Exercise brief => Isolate every line in the records below with "table" in it.

[Figure record extracts]
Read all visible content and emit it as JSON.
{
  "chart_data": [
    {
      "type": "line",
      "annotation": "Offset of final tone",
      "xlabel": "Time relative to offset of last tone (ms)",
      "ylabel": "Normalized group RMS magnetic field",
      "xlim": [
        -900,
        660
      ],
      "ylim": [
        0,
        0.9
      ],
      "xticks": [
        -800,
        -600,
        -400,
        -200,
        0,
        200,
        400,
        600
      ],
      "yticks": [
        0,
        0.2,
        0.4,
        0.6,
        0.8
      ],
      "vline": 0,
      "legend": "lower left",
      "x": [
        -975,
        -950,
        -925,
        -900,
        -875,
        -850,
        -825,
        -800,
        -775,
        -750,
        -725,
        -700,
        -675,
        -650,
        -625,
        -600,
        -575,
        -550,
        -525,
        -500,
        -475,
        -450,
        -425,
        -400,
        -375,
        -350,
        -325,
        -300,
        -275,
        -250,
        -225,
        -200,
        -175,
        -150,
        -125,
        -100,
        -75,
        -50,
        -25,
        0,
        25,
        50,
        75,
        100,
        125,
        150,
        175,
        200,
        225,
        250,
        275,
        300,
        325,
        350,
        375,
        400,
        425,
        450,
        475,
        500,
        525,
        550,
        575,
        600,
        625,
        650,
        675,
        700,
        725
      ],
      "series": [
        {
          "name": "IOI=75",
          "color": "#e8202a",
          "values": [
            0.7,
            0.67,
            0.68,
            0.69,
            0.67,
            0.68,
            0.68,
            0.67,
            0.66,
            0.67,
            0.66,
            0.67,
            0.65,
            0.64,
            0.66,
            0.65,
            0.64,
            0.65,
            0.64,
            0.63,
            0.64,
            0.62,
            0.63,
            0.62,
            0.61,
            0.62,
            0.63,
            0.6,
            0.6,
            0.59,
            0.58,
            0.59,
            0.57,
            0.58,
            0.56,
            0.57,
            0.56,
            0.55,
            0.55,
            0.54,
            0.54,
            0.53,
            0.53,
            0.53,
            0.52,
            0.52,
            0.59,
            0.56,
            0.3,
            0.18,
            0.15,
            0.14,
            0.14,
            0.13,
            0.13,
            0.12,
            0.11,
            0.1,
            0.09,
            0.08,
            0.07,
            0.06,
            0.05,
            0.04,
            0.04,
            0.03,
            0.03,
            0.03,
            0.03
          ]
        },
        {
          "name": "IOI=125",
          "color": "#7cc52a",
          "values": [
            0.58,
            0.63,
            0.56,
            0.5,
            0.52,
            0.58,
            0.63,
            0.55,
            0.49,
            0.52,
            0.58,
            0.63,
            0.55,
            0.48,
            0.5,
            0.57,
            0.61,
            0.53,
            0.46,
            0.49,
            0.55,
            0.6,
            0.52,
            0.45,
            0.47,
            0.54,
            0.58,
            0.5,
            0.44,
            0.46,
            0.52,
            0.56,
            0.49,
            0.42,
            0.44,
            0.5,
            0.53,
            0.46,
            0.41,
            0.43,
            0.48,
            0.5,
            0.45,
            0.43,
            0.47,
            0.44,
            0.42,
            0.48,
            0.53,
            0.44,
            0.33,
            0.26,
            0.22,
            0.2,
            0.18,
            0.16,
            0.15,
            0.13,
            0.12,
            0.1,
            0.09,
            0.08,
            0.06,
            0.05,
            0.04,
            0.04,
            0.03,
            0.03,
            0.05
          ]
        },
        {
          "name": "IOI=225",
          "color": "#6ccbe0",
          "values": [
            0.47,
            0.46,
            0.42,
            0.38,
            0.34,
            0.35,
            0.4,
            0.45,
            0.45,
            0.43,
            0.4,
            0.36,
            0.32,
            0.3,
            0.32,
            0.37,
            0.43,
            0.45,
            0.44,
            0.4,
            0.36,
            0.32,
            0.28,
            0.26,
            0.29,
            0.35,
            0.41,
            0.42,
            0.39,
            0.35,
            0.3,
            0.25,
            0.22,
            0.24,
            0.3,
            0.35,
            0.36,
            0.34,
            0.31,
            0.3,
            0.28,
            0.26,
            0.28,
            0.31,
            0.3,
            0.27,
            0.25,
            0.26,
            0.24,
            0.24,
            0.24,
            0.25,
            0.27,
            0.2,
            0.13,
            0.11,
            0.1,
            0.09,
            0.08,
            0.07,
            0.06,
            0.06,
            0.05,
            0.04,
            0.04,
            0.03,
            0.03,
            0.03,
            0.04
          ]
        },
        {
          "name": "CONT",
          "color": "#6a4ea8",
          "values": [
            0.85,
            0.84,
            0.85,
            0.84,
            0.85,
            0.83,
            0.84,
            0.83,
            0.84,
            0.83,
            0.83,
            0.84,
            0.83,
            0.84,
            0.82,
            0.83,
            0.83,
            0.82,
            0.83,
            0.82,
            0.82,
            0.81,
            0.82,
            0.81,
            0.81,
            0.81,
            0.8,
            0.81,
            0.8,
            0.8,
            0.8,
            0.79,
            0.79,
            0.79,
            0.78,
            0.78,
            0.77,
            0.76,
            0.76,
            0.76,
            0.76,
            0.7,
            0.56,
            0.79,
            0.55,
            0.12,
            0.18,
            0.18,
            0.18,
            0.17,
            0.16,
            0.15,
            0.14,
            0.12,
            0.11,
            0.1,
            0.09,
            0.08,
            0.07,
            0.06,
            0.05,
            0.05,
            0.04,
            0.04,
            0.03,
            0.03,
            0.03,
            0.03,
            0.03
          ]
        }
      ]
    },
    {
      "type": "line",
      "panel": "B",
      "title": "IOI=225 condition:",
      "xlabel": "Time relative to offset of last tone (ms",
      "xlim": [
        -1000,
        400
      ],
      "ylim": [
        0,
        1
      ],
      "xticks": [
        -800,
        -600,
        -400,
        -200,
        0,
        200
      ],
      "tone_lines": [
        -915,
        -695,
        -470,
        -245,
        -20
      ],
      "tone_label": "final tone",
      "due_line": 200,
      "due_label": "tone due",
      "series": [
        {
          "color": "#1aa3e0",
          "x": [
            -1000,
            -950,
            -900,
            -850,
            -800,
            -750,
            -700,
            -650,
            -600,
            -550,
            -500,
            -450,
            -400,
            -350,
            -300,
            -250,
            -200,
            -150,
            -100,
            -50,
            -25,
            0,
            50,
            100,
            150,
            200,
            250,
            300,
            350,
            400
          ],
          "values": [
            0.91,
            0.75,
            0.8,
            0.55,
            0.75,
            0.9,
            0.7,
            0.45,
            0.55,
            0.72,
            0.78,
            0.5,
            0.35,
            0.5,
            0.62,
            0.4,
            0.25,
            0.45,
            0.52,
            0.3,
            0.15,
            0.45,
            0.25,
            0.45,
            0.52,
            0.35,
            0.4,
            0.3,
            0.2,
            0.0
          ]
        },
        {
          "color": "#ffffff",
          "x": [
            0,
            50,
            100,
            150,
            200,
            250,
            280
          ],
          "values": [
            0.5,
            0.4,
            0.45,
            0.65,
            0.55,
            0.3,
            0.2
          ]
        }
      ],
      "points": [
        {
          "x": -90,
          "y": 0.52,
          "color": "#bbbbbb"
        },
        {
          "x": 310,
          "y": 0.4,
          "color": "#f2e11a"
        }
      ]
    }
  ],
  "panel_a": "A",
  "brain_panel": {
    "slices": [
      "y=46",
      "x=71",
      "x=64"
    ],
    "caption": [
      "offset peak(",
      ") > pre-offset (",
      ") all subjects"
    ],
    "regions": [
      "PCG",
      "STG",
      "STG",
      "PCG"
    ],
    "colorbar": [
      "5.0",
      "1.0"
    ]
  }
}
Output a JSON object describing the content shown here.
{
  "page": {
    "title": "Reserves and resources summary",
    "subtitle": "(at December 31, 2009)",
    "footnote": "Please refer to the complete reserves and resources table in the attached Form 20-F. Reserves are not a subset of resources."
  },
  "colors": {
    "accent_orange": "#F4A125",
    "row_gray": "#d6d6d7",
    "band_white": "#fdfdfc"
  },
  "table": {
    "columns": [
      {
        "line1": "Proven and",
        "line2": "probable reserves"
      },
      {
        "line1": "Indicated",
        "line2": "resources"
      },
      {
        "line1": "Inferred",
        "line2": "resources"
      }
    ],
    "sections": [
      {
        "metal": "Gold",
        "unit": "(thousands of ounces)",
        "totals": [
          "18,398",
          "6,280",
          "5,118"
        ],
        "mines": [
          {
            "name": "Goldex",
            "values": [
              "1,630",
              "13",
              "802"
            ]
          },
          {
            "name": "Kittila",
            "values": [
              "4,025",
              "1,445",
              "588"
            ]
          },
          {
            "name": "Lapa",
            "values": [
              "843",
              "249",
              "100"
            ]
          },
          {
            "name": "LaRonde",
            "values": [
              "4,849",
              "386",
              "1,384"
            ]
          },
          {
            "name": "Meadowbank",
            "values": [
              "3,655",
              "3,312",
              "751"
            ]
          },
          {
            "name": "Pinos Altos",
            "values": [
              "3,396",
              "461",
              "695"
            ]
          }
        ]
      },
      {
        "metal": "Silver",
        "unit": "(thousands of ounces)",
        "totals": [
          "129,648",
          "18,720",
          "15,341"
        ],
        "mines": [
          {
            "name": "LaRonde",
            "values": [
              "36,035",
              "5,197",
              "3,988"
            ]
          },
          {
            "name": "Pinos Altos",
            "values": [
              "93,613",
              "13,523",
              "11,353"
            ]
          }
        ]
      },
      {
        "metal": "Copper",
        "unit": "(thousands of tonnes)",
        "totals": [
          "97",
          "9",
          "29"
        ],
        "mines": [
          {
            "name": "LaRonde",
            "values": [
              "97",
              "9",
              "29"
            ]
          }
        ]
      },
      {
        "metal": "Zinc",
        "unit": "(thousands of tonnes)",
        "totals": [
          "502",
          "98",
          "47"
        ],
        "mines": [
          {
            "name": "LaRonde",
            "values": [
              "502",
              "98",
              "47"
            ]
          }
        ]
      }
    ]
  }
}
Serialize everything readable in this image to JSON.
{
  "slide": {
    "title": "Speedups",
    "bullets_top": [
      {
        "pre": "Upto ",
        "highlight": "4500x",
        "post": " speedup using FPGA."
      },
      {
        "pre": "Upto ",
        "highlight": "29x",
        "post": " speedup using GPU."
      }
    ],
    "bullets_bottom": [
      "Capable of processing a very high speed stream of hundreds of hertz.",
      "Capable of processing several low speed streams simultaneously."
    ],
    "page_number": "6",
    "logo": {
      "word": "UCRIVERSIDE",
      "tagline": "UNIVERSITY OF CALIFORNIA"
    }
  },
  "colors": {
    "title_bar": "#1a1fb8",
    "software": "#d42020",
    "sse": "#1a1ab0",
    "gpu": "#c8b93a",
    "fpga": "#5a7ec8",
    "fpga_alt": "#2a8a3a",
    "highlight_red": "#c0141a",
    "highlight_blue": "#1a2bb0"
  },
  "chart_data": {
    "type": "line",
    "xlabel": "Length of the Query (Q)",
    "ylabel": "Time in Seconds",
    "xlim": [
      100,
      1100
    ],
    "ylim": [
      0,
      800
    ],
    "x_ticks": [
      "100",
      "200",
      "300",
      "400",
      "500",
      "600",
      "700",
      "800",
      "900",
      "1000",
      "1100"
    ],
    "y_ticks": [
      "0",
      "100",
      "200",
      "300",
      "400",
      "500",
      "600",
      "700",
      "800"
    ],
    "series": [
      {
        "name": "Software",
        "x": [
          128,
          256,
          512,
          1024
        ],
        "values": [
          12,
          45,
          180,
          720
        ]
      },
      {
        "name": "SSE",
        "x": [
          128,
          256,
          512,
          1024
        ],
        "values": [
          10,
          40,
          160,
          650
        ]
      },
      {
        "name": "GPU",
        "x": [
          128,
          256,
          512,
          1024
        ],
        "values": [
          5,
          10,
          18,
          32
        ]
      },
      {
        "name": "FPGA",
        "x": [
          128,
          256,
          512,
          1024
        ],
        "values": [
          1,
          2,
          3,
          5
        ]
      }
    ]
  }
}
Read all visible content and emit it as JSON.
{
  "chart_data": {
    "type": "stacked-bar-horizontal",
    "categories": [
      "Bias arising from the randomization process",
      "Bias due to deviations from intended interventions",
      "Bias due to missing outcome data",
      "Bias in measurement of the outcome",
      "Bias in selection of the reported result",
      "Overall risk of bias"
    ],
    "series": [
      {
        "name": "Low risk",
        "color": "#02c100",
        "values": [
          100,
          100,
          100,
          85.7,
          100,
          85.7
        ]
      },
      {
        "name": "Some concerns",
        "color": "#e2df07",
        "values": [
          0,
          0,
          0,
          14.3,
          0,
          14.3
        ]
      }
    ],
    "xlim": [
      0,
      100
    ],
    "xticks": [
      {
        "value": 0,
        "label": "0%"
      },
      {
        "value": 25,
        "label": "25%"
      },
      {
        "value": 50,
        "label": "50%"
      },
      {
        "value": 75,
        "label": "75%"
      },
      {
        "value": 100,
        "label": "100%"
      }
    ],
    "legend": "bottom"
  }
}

Task response =>
    "footnote": "Please refer to the complete reserves and resources table in the attached Form 20-F. Reserves are not a subset of resources."
  "table": {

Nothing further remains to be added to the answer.